__Listed entries__.
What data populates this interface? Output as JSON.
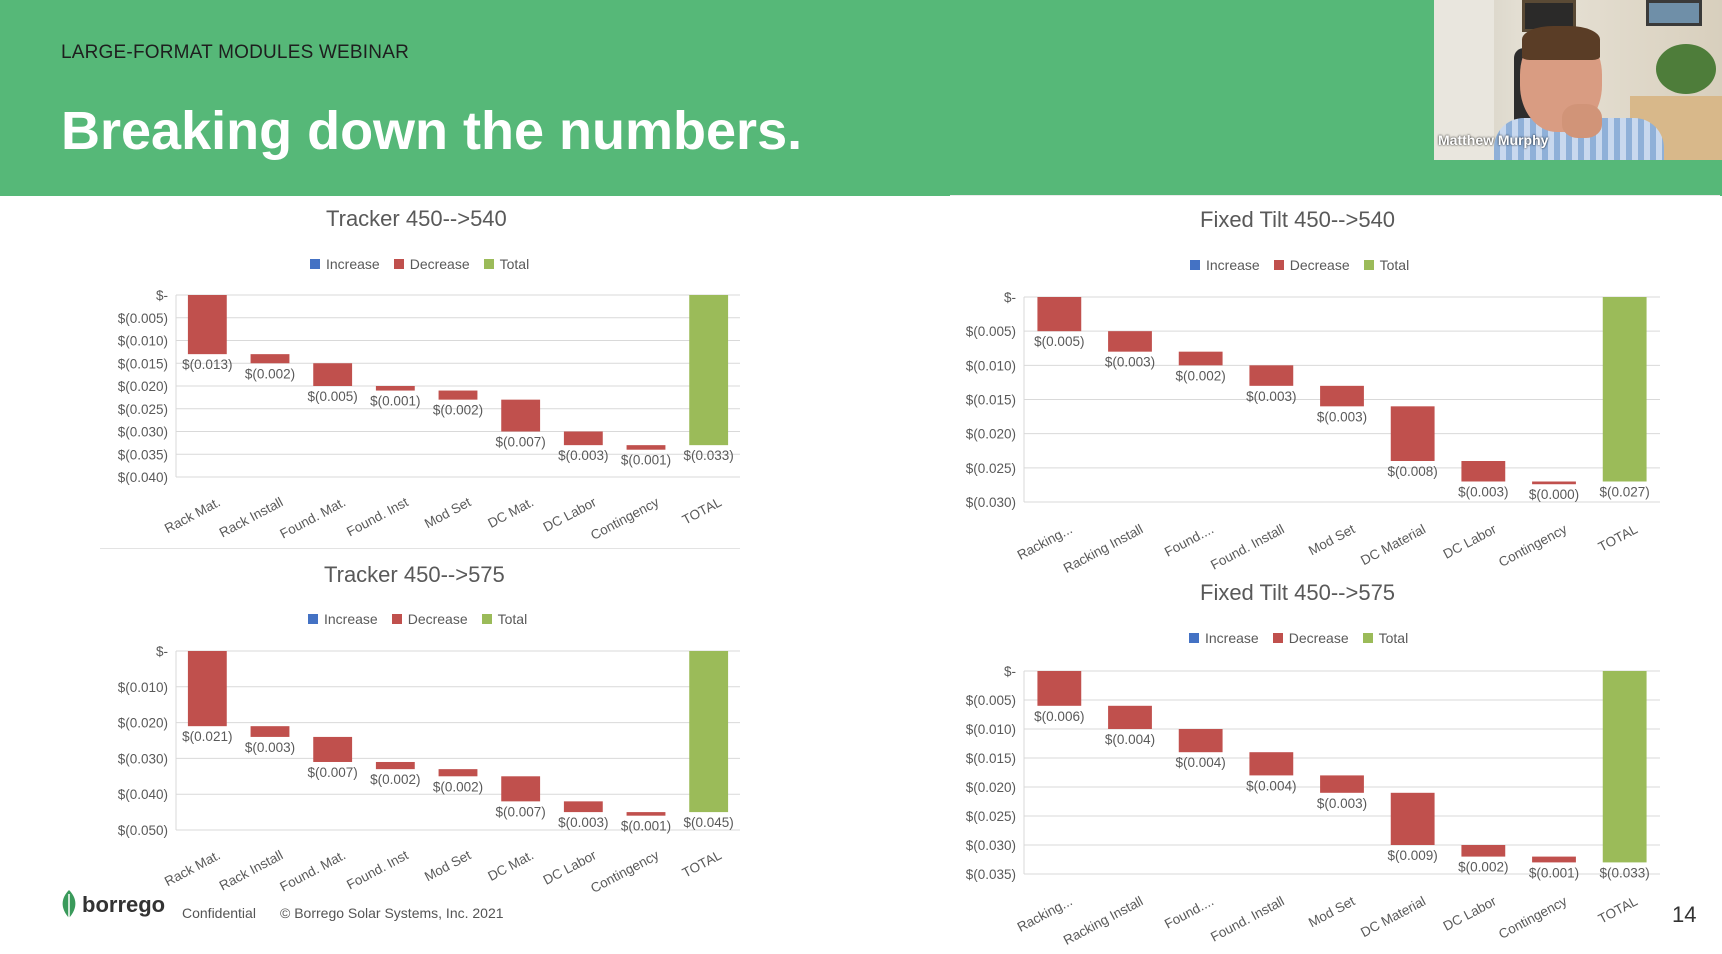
{
  "header": {
    "eyebrow": "LARGE-FORMAT MODULES WEBINAR",
    "title": "Breaking down the numbers."
  },
  "video": {
    "participant_name": "Matthew Murphy"
  },
  "legend": {
    "increase": "Increase",
    "decrease": "Decrease",
    "total": "Total"
  },
  "colors": {
    "header_bg": "#56b878",
    "increase": "#4472c4",
    "decrease": "#c0504d",
    "total": "#9bbb59",
    "grid": "#d9d9d9",
    "text": "#595959"
  },
  "footer": {
    "brand": "borrego",
    "confidential": "Confidential",
    "copyright": "© Borrego Solar Systems, Inc. 2021",
    "page_number": "14"
  },
  "chart_data": [
    {
      "type": "bar",
      "subtype": "waterfall",
      "title": "Tracker  450-->540",
      "categories": [
        "Rack Mat.",
        "Rack Install",
        "Found. Mat.",
        "Found. Inst",
        "Mod Set",
        "DC Mat.",
        "DC Labor",
        "Contingency",
        "TOTAL"
      ],
      "values": [
        -0.013,
        -0.002,
        -0.005,
        -0.001,
        -0.002,
        -0.007,
        -0.003,
        -0.001,
        -0.033
      ],
      "labels": [
        "$(0.013)",
        "$(0.002)",
        "$(0.005)",
        "$(0.001)",
        "$(0.002)",
        "$(0.007)",
        "$(0.003)",
        "$(0.001)",
        "$(0.033)"
      ],
      "ylim": [
        -0.04,
        0
      ],
      "yticks": [
        0,
        -0.005,
        -0.01,
        -0.015,
        -0.02,
        -0.025,
        -0.03,
        -0.035,
        -0.04
      ],
      "ytick_labels": [
        "$-",
        "$(0.005)",
        "$(0.010)",
        "$(0.015)",
        "$(0.020)",
        "$(0.025)",
        "$(0.030)",
        "$(0.035)",
        "$(0.040)"
      ],
      "legend": [
        "Increase",
        "Decrease",
        "Total"
      ],
      "legend_position": "top"
    },
    {
      "type": "bar",
      "subtype": "waterfall",
      "title": "Tracker  450-->575",
      "categories": [
        "Rack Mat.",
        "Rack Install",
        "Found. Mat.",
        "Found. Inst",
        "Mod Set",
        "DC Mat.",
        "DC Labor",
        "Contingency",
        "TOTAL"
      ],
      "values": [
        -0.021,
        -0.003,
        -0.007,
        -0.002,
        -0.002,
        -0.007,
        -0.003,
        -0.001,
        -0.045
      ],
      "labels": [
        "$(0.021)",
        "$(0.003)",
        "$(0.007)",
        "$(0.002)",
        "$(0.002)",
        "$(0.007)",
        "$(0.003)",
        "$(0.001)",
        "$(0.045)"
      ],
      "ylim": [
        -0.05,
        0
      ],
      "yticks": [
        0,
        -0.01,
        -0.02,
        -0.03,
        -0.04,
        -0.05
      ],
      "ytick_labels": [
        "$-",
        "$(0.010)",
        "$(0.020)",
        "$(0.030)",
        "$(0.040)",
        "$(0.050)"
      ],
      "legend": [
        "Increase",
        "Decrease",
        "Total"
      ],
      "legend_position": "top"
    },
    {
      "type": "bar",
      "subtype": "waterfall",
      "title": "Fixed Tilt 450-->540",
      "categories": [
        "Racking...",
        "Racking Install",
        "Found....",
        "Found. Install",
        "Mod Set",
        "DC Material",
        "DC Labor",
        "Contingency",
        "TOTAL"
      ],
      "values": [
        -0.005,
        -0.003,
        -0.002,
        -0.003,
        -0.003,
        -0.008,
        -0.003,
        -0.0004,
        -0.027
      ],
      "labels": [
        "$(0.005)",
        "$(0.003)",
        "$(0.002)",
        "$(0.003)",
        "$(0.003)",
        "$(0.008)",
        "$(0.003)",
        "$(0.000)",
        "$(0.027)"
      ],
      "ylim": [
        -0.03,
        0
      ],
      "yticks": [
        0,
        -0.005,
        -0.01,
        -0.015,
        -0.02,
        -0.025,
        -0.03
      ],
      "ytick_labels": [
        "$-",
        "$(0.005)",
        "$(0.010)",
        "$(0.015)",
        "$(0.020)",
        "$(0.025)",
        "$(0.030)"
      ],
      "legend": [
        "Increase",
        "Decrease",
        "Total"
      ],
      "legend_position": "top"
    },
    {
      "type": "bar",
      "subtype": "waterfall",
      "title": "Fixed Tilt 450-->575",
      "categories": [
        "Racking...",
        "Racking Install",
        "Found....",
        "Found. Install",
        "Mod Set",
        "DC Material",
        "DC Labor",
        "Contingency",
        "TOTAL"
      ],
      "values": [
        -0.006,
        -0.004,
        -0.004,
        -0.004,
        -0.003,
        -0.009,
        -0.002,
        -0.001,
        -0.033
      ],
      "labels": [
        "$(0.006)",
        "$(0.004)",
        "$(0.004)",
        "$(0.004)",
        "$(0.003)",
        "$(0.009)",
        "$(0.002)",
        "$(0.001)",
        "$(0.033)"
      ],
      "ylim": [
        -0.035,
        0
      ],
      "yticks": [
        0,
        -0.005,
        -0.01,
        -0.015,
        -0.02,
        -0.025,
        -0.03,
        -0.035
      ],
      "ytick_labels": [
        "$-",
        "$(0.005)",
        "$(0.010)",
        "$(0.015)",
        "$(0.020)",
        "$(0.025)",
        "$(0.030)",
        "$(0.035)"
      ],
      "legend": [
        "Increase",
        "Decrease",
        "Total"
      ],
      "legend_position": "top"
    }
  ]
}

__Written request__. Every record is to be reproduced exactly, with no pictures included.

__Expected output__.
What data populates this interface? Output as JSON.
{
  "header": {
    "eyebrow": "LARGE-FORMAT MODULES WEBINAR",
    "title": "Breaking down the numbers."
  },
  "video": {
    "participant_name": "Matthew Murphy"
  },
  "legend": {
    "increase": "Increase",
    "decrease": "Decrease",
    "total": "Total"
  },
  "colors": {
    "header_bg": "#56b878",
    "increase": "#4472c4",
    "decrease": "#c0504d",
    "total": "#9bbb59",
    "grid": "#d9d9d9",
    "text": "#595959"
  },
  "footer": {
    "brand": "borrego",
    "confidential": "Confidential",
    "copyright": "© Borrego Solar Systems, Inc. 2021",
    "page_number": "14"
  },
  "chart_data": [
    {
      "type": "bar",
      "subtype": "waterfall",
      "title": "Tracker  450-->540",
      "categories": [
        "Rack Mat.",
        "Rack Install",
        "Found. Mat.",
        "Found. Inst",
        "Mod Set",
        "DC Mat.",
        "DC Labor",
        "Contingency",
        "TOTAL"
      ],
      "values": [
        -0.013,
        -0.002,
        -0.005,
        -0.001,
        -0.002,
        -0.007,
        -0.003,
        -0.001,
        -0.033
      ],
      "labels": [
        "$(0.013)",
        "$(0.002)",
        "$(0.005)",
        "$(0.001)",
        "$(0.002)",
        "$(0.007)",
        "$(0.003)",
        "$(0.001)",
        "$(0.033)"
      ],
      "ylim": [
        -0.04,
        0
      ],
      "yticks": [
        0,
        -0.005,
        -0.01,
        -0.015,
        -0.02,
        -0.025,
        -0.03,
        -0.035,
        -0.04
      ],
      "ytick_labels": [
        "$-",
        "$(0.005)",
        "$(0.010)",
        "$(0.015)",
        "$(0.020)",
        "$(0.025)",
        "$(0.030)",
        "$(0.035)",
        "$(0.040)"
      ],
      "legend": [
        "Increase",
        "Decrease",
        "Total"
      ],
      "legend_position": "top"
    },
    {
      "type": "bar",
      "subtype": "waterfall",
      "title": "Tracker  450-->575",
      "categories": [
        "Rack Mat.",
        "Rack Install",
        "Found. Mat.",
        "Found. Inst",
        "Mod Set",
        "DC Mat.",
        "DC Labor",
        "Contingency",
        "TOTAL"
      ],
      "values": [
        -0.021,
        -0.003,
        -0.007,
        -0.002,
        -0.002,
        -0.007,
        -0.003,
        -0.001,
        -0.045
      ],
      "labels": [
        "$(0.021)",
        "$(0.003)",
        "$(0.007)",
        "$(0.002)",
        "$(0.002)",
        "$(0.007)",
        "$(0.003)",
        "$(0.001)",
        "$(0.045)"
      ],
      "ylim": [
        -0.05,
        0
      ],
      "yticks": [
        0,
        -0.01,
        -0.02,
        -0.03,
        -0.04,
        -0.05
      ],
      "ytick_labels": [
        "$-",
        "$(0.010)",
        "$(0.020)",
        "$(0.030)",
        "$(0.040)",
        "$(0.050)"
      ],
      "legend": [
        "Increase",
        "Decrease",
        "Total"
      ],
      "legend_position": "top"
    },
    {
      "type": "bar",
      "subtype": "waterfall",
      "title": "Fixed Tilt 450-->540",
      "categories": [
        "Racking...",
        "Racking Install",
        "Found....",
        "Found. Install",
        "Mod Set",
        "DC Material",
        "DC Labor",
        "Contingency",
        "TOTAL"
      ],
      "values": [
        -0.005,
        -0.003,
        -0.002,
        -0.003,
        -0.003,
        -0.008,
        -0.003,
        -0.0004,
        -0.027
      ],
      "labels": [
        "$(0.005)",
        "$(0.003)",
        "$(0.002)",
        "$(0.003)",
        "$(0.003)",
        "$(0.008)",
        "$(0.003)",
        "$(0.000)",
        "$(0.027)"
      ],
      "ylim": [
        -0.03,
        0
      ],
      "yticks": [
        0,
        -0.005,
        -0.01,
        -0.015,
        -0.02,
        -0.025,
        -0.03
      ],
      "ytick_labels": [
        "$-",
        "$(0.005)",
        "$(0.010)",
        "$(0.015)",
        "$(0.020)",
        "$(0.025)",
        "$(0.030)"
      ],
      "legend": [
        "Increase",
        "Decrease",
        "Total"
      ],
      "legend_position": "top"
    },
    {
      "type": "bar",
      "subtype": "waterfall",
      "title": "Fixed Tilt 450-->575",
      "categories": [
        "Racking...",
        "Racking Install",
        "Found....",
        "Found. Install",
        "Mod Set",
        "DC Material",
        "DC Labor",
        "Contingency",
        "TOTAL"
      ],
      "values": [
        -0.006,
        -0.004,
        -0.004,
        -0.004,
        -0.003,
        -0.009,
        -0.002,
        -0.001,
        -0.033
      ],
      "labels": [
        "$(0.006)",
        "$(0.004)",
        "$(0.004)",
        "$(0.004)",
        "$(0.003)",
        "$(0.009)",
        "$(0.002)",
        "$(0.001)",
        "$(0.033)"
      ],
      "ylim": [
        -0.035,
        0
      ],
      "yticks": [
        0,
        -0.005,
        -0.01,
        -0.015,
        -0.02,
        -0.025,
        -0.03,
        -0.035
      ],
      "ytick_labels": [
        "$-",
        "$(0.005)",
        "$(0.010)",
        "$(0.015)",
        "$(0.020)",
        "$(0.025)",
        "$(0.030)",
        "$(0.035)"
      ],
      "legend": [
        "Increase",
        "Decrease",
        "Total"
      ],
      "legend_position": "top"
    }
  ]
}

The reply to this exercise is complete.